** Start of RAW RECORDS **

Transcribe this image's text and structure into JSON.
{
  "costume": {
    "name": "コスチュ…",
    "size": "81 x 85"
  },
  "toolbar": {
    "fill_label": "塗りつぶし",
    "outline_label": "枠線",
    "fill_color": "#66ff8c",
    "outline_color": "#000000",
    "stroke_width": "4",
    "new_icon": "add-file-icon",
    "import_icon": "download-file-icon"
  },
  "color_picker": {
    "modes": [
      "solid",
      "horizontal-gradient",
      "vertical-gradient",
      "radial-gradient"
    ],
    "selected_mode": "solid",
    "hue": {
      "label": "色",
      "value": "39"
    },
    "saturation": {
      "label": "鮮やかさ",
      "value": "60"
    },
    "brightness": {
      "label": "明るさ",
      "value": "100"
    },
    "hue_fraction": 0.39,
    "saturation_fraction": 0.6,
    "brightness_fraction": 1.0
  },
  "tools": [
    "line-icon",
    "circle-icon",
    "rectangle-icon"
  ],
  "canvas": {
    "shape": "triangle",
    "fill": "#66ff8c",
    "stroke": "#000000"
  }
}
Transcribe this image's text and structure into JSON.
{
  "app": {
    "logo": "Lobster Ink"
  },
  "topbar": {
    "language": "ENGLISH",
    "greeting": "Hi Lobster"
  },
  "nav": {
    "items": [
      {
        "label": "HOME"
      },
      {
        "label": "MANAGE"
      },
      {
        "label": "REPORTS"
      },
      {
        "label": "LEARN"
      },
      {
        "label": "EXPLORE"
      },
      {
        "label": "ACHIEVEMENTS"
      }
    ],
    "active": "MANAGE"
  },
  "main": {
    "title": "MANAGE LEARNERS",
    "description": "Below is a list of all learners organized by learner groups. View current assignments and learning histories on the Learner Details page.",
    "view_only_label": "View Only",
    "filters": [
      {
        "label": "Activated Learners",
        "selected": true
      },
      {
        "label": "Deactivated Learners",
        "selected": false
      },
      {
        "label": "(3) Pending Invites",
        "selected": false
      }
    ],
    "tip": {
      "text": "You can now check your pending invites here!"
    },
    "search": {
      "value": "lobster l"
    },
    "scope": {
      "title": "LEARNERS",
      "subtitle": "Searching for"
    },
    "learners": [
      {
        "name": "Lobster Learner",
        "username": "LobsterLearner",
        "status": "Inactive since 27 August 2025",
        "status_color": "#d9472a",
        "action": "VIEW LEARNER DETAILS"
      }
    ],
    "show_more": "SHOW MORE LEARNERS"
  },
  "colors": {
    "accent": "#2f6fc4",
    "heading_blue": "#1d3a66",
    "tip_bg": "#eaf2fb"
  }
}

** End of RAW RECORDS **

Determine how many lines of the data contain "value" and give nothing but that number.

## PROBLEM SOLUTION
4